Input records:
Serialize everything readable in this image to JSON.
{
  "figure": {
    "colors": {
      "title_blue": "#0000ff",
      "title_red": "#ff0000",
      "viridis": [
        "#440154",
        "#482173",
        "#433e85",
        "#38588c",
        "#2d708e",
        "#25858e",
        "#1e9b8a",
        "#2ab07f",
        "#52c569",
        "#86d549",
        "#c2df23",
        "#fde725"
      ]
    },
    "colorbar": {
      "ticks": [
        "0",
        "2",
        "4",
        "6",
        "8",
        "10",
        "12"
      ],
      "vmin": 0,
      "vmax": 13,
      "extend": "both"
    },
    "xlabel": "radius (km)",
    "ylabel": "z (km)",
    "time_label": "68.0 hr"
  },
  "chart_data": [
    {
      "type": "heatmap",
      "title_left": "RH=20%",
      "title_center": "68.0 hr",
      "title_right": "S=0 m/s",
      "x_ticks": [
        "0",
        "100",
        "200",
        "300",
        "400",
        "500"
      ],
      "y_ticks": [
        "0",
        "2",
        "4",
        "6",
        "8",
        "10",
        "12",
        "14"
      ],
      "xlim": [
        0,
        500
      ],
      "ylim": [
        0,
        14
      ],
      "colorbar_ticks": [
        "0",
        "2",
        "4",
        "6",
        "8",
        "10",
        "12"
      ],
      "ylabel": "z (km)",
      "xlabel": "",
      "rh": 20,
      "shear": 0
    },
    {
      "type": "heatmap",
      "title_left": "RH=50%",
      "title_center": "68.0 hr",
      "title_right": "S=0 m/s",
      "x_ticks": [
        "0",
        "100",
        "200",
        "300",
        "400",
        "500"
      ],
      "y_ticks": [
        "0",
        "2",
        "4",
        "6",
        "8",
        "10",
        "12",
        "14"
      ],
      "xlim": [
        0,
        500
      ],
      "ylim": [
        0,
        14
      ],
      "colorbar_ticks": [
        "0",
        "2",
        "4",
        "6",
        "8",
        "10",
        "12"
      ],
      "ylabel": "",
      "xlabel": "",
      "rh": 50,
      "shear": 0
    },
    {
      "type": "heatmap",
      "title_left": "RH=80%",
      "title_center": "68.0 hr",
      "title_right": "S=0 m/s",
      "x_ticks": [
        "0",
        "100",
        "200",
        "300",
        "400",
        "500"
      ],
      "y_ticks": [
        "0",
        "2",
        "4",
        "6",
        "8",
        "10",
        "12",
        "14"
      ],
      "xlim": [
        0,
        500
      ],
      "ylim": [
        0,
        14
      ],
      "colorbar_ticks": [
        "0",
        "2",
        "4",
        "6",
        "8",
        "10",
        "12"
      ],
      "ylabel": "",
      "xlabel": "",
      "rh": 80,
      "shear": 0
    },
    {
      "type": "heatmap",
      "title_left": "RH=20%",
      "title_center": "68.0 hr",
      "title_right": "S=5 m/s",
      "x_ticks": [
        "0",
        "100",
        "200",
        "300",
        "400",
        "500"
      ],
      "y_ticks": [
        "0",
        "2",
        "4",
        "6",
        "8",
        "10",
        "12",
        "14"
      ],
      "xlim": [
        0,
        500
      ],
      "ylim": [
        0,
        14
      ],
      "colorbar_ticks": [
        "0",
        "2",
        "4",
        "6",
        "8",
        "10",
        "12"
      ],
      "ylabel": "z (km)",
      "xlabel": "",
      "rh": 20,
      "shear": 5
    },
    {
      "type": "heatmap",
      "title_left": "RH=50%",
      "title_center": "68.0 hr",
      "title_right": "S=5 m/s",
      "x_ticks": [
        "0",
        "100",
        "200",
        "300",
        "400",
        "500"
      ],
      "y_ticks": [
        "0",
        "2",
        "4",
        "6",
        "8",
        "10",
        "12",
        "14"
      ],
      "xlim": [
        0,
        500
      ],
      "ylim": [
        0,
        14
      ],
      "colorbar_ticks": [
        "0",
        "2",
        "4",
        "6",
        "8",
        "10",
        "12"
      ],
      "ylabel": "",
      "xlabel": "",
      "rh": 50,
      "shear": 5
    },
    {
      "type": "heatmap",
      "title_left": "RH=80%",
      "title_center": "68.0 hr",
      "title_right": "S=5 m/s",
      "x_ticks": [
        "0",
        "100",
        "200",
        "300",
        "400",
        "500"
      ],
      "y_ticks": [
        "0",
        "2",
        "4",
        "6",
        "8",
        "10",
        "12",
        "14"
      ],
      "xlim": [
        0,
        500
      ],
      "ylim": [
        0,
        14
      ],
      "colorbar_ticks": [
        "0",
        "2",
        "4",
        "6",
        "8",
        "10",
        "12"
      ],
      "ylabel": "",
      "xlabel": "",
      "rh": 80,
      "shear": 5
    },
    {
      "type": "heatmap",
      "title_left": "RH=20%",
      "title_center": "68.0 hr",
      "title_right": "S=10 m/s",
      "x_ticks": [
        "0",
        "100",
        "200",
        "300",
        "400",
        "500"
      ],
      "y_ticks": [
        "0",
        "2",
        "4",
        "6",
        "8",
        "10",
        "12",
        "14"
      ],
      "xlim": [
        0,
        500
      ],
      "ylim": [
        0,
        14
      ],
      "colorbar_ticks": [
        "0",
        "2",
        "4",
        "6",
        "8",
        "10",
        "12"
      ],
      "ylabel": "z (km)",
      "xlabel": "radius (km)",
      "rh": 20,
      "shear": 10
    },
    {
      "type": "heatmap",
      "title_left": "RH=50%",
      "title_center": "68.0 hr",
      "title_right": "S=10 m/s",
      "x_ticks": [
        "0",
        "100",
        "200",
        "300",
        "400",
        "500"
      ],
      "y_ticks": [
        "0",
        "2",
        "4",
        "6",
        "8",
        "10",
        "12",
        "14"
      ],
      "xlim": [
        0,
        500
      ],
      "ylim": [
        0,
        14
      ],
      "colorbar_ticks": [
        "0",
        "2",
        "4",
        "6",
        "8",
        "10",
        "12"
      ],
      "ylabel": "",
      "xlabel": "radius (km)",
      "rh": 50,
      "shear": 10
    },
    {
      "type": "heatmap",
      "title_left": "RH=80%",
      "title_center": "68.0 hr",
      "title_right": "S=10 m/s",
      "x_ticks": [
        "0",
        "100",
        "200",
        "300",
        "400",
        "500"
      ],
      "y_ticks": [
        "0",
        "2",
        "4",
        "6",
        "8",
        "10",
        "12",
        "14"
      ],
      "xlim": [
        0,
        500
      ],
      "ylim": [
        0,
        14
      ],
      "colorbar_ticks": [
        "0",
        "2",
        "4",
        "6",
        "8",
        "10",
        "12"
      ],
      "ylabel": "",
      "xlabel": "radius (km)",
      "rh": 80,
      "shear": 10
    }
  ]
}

Problem description: Repeat every line of the data, exactly and in full.

Right answer:
Serialize everything readable in this image to JSON.
{
  "figure": {
    "colors": {
      "title_blue": "#0000ff",
      "title_red": "#ff0000",
      "viridis": [
        "#440154",
        "#482173",
        "#433e85",
        "#38588c",
        "#2d708e",
        "#25858e",
        "#1e9b8a",
        "#2ab07f",
        "#52c569",
        "#86d549",
        "#c2df23",
        "#fde725"
      ]
    },
    "colorbar": {
      "ticks": [
        "0",
        "2",
        "4",
        "6",
        "8",
        "10",
        "12"
      ],
      "vmin": 0,
      "vmax": 13,
      "extend": "both"
    },
    "xlabel": "radius (km)",
    "ylabel": "z (km)",
    "time_label": "68.0 hr"
  },
  "chart_data": [
    {
      "type": "heatmap",
      "title_left": "RH=20%",
      "title_center": "68.0 hr",
      "title_right": "S=0 m/s",
      "x_ticks": [
        "0",
        "100",
        "200",
        "300",
        "400",
        "500"
      ],
      "y_ticks": [
        "0",
        "2",
        "4",
        "6",
        "8",
        "10",
        "12",
        "14"
      ],
      "xlim": [
        0,
        500
      ],
      "ylim": [
        0,
        14
      ],
      "colorbar_ticks": [
        "0",
        "2",
        "4",
        "6",
        "8",
        "10",
        "12"
      ],
      "ylabel": "z (km)",
      "xlabel": "",
      "rh": 20,
      "shear": 0
    },
    {
      "type": "heatmap",
      "title_left": "RH=50%",
      "title_center": "68.0 hr",
      "title_right": "S=0 m/s",
      "x_ticks": [
        "0",
        "100",
        "200",
        "300",
        "400",
        "500"
      ],
      "y_ticks": [
        "0",
        "2",
        "4",
        "6",
        "8",
        "10",
        "12",
        "14"
      ],
      "xlim": [
        0,
        500
      ],
      "ylim": [
        0,
        14
      ],
      "colorbar_ticks": [
        "0",
        "2",
        "4",
        "6",
        "8",
        "10",
        "12"
      ],
      "ylabel": "",
      "xlabel": "",
      "rh": 50,
      "shear": 0
    },
    {
      "type": "heatmap",
      "title_left": "RH=80%",
      "title_center": "68.0 hr",
      "title_right": "S=0 m/s",
      "x_ticks": [
        "0",
        "100",
        "200",
        "300",
        "400",
        "500"
      ],
      "y_ticks": [
        "0",
        "2",
        "4",
        "6",
        "8",
        "10",
        "12",
        "14"
      ],
      "xlim": [
        0,
        500
      ],
      "ylim": [
        0,
        14
      ],
      "colorbar_ticks": [
        "0",
        "2",
        "4",
        "6",
        "8",
        "10",
        "12"
      ],
      "ylabel": "",
      "xlabel": "",
      "rh": 80,
      "shear": 0
    },
    {
      "type": "heatmap",
      "title_left": "RH=20%",
      "title_center": "68.0 hr",
      "title_right": "S=5 m/s",
      "x_ticks": [
        "0",
        "100",
        "200",
        "300",
        "400",
        "500"
      ],
      "y_ticks": [
        "0",
        "2",
        "4",
        "6",
        "8",
        "10",
        "12",
        "14"
      ],
      "xlim": [
        0,
        500
      ],
      "ylim": [
        0,
        14
      ],
      "colorbar_ticks": [
        "0",
        "2",
        "4",
        "6",
        "8",
        "10",
        "12"
      ],
      "ylabel": "z (km)",
      "xlabel": "",
      "rh": 20,
      "shear": 5
    },
    {
      "type": "heatmap",
      "title_left": "RH=50%",
      "title_center": "68.0 hr",
      "title_right": "S=5 m/s",
      "x_ticks": [
        "0",
        "100",
        "200",
        "300",
        "400",
        "500"
      ],
      "y_ticks": [
        "0",
        "2",
        "4",
        "6",
        "8",
        "10",
        "12",
        "14"
      ],
      "xlim": [
        0,
        500
      ],
      "ylim": [
        0,
        14
      ],
      "colorbar_ticks": [
        "0",
        "2",
        "4",
        "6",
        "8",
        "10",
        "12"
      ],
      "ylabel": "",
      "xlabel": "",
      "rh": 50,
      "shear": 5
    },
    {
      "type": "heatmap",
      "title_left": "RH=80%",
      "title_center": "68.0 hr",
      "title_right": "S=5 m/s",
      "x_ticks": [
        "0",
        "100",
        "200",
        "300",
        "400",
        "500"
      ],
      "y_ticks": [
        "0",
        "2",
        "4",
        "6",
        "8",
        "10",
        "12",
        "14"
      ],
      "xlim": [
        0,
        500
      ],
      "ylim": [
        0,
        14
      ],
      "colorbar_ticks": [
        "0",
        "2",
        "4",
        "6",
        "8",
        "10",
        "12"
      ],
      "ylabel": "",
      "xlabel": "",
      "rh": 80,
      "shear": 5
    },
    {
      "type": "heatmap",
      "title_left": "RH=20%",
      "title_center": "68.0 hr",
      "title_right": "S=10 m/s",
      "x_ticks": [
        "0",
        "100",
        "200",
        "300",
        "400",
        "500"
      ],
      "y_ticks": [
        "0",
        "2",
        "4",
        "6",
        "8",
        "10",
        "12",
        "14"
      ],
      "xlim": [
        0,
        500
      ],
      "ylim": [
        0,
        14
      ],
      "colorbar_ticks": [
        "0",
        "2",
        "4",
        "6",
        "8",
        "10",
        "12"
      ],
      "ylabel": "z (km)",
      "xlabel": "radius (km)",
      "rh": 20,
      "shear": 10
    },
    {
      "type": "heatmap",
      "title_left": "RH=50%",
      "title_center": "68.0 hr",
      "title_right": "S=10 m/s",
      "x_ticks": [
        "0",
        "100",
        "200",
        "300",
        "400",
        "500"
      ],
      "y_ticks": [
        "0",
        "2",
        "4",
        "6",
        "8",
        "10",
        "12",
        "14"
      ],
      "xlim": [
        0,
        500
      ],
      "ylim": [
        0,
        14
      ],
      "colorbar_ticks": [
        "0",
        "2",
        "4",
        "6",
        "8",
        "10",
        "12"
      ],
      "ylabel": "",
      "xlabel": "radius (km)",
      "rh": 50,
      "shear": 10
    },
    {
      "type": "heatmap",
      "title_left": "RH=80%",
      "title_center": "68.0 hr",
      "title_right": "S=10 m/s",
      "x_ticks": [
        "0",
        "100",
        "200",
        "300",
        "400",
        "500"
      ],
      "y_ticks": [
        "0",
        "2",
        "4",
        "6",
        "8",
        "10",
        "12",
        "14"
      ],
      "xlim": [
        0,
        500
      ],
      "ylim": [
        0,
        14
      ],
      "colorbar_ticks": [
        "0",
        "2",
        "4",
        "6",
        "8",
        "10",
        "12"
      ],
      "ylabel": "",
      "xlabel": "radius (km)",
      "rh": 80,
      "shear": 10
    }
  ]
}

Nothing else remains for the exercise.